START Given records

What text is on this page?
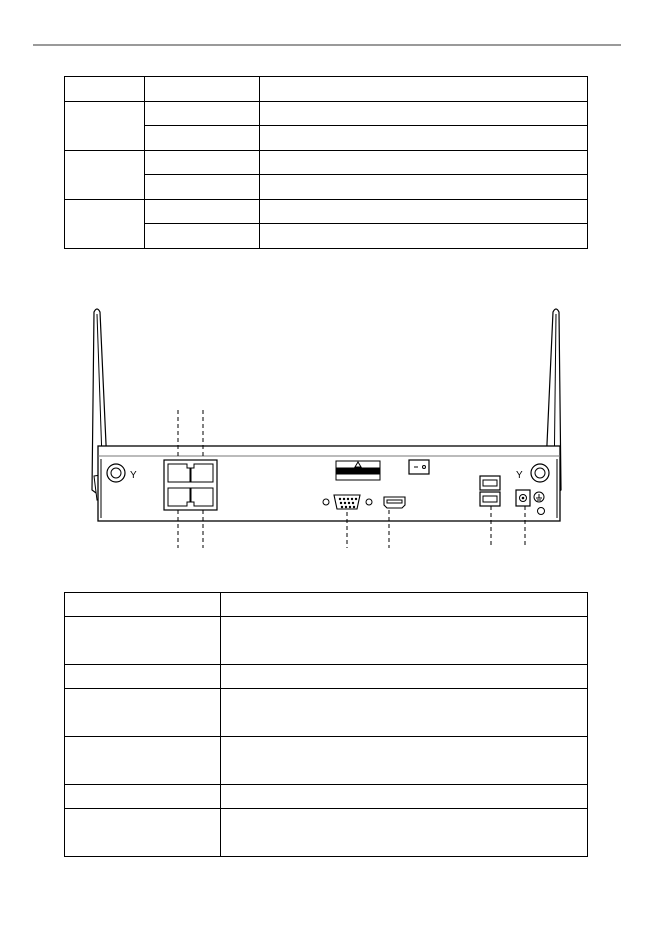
Y	Y
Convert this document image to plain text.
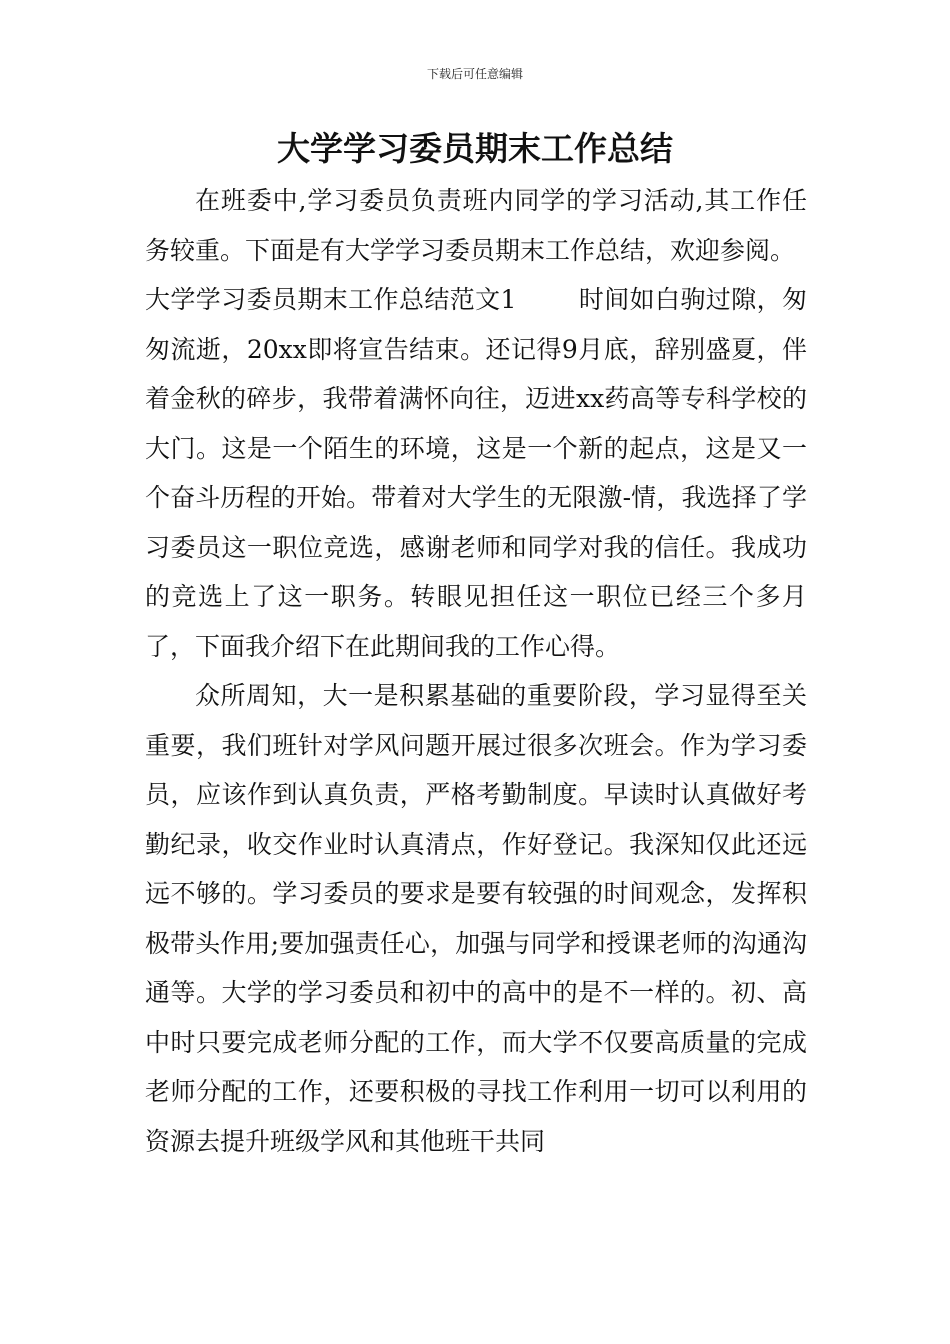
下载后可任意编辑
大学学习委员期末工作总结

在班委中,学习委员负责班内同学的学习活动,其工作任务较重。下面是有大学学习委员期末工作总结，欢迎参阅。

大学学习委员期末工作总结范文1 时间如白驹过隙，匆匆流逝，20xx即将宣告结束。还记得9月底，辞别盛夏，伴着金秋的碎步，我带着满怀向往，迈进xx药高等专科学校的大门。这是一个陌生的环境，这是一个新的起点，这是又一个奋斗历程的开始。带着对大学生的无限激-情，我选择了学习委员这一职位竞选，感谢老师和同学对我的信任。我成功的竞选上了这一职务。转眼见担任这一职位已经三个多月了，下面我介绍下在此期间我的工作心得。

众所周知，大一是积累基础的重要阶段，学习显得至关重要，我们班针对学风问题开展过很多次班会。作为学习委员，应该作到认真负责，严格考勤制度。早读时认真做好考勤纪录，收交作业时认真清点，作好登记。我深知仅此还远远不够的。学习委员的要求是要有较强的时间观念，发挥积极带头作用;要加强责任心，加强与同学和授课老师的沟通沟通等。大学的学习委员和初中的高中的是不一样的。初、高中时只要完成老师分配的工作，而大学不仅要高质量的完成老师分配的工作，还要积极的寻找工作利用一切可以利用的资源去提升班级学风和其他班干共同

END Given records

Written request:
Output the records above exactly as they are, leaving out the pictures.

Result for this exercise:
What text is on this page?
Y	Y
Convert this document image to plain text.
下载后可任意编辑
大学学习委员期末工作总结

在班委中,学习委员负责班内同学的学习活动,其工作任务较重。下面是有大学学习委员期末工作总结，欢迎参阅。

大学学习委员期末工作总结范文1 时间如白驹过隙，匆匆流逝，20xx即将宣告结束。还记得9月底，辞别盛夏，伴着金秋的碎步，我带着满怀向往，迈进xx药高等专科学校的大门。这是一个陌生的环境，这是一个新的起点，这是又一个奋斗历程的开始。带着对大学生的无限激-情，我选择了学习委员这一职位竞选，感谢老师和同学对我的信任。我成功的竞选上了这一职务。转眼见担任这一职位已经三个多月了，下面我介绍下在此期间我的工作心得。

众所周知，大一是积累基础的重要阶段，学习显得至关重要，我们班针对学风问题开展过很多次班会。作为学习委员，应该作到认真负责，严格考勤制度。早读时认真做好考勤纪录，收交作业时认真清点，作好登记。我深知仅此还远远不够的。学习委员的要求是要有较强的时间观念，发挥积极带头作用;要加强责任心，加强与同学和授课老师的沟通沟通等。大学的学习委员和初中的高中的是不一样的。初、高中时只要完成老师分配的工作，而大学不仅要高质量的完成老师分配的工作，还要积极的寻找工作利用一切可以利用的资源去提升班级学风和其他班干共同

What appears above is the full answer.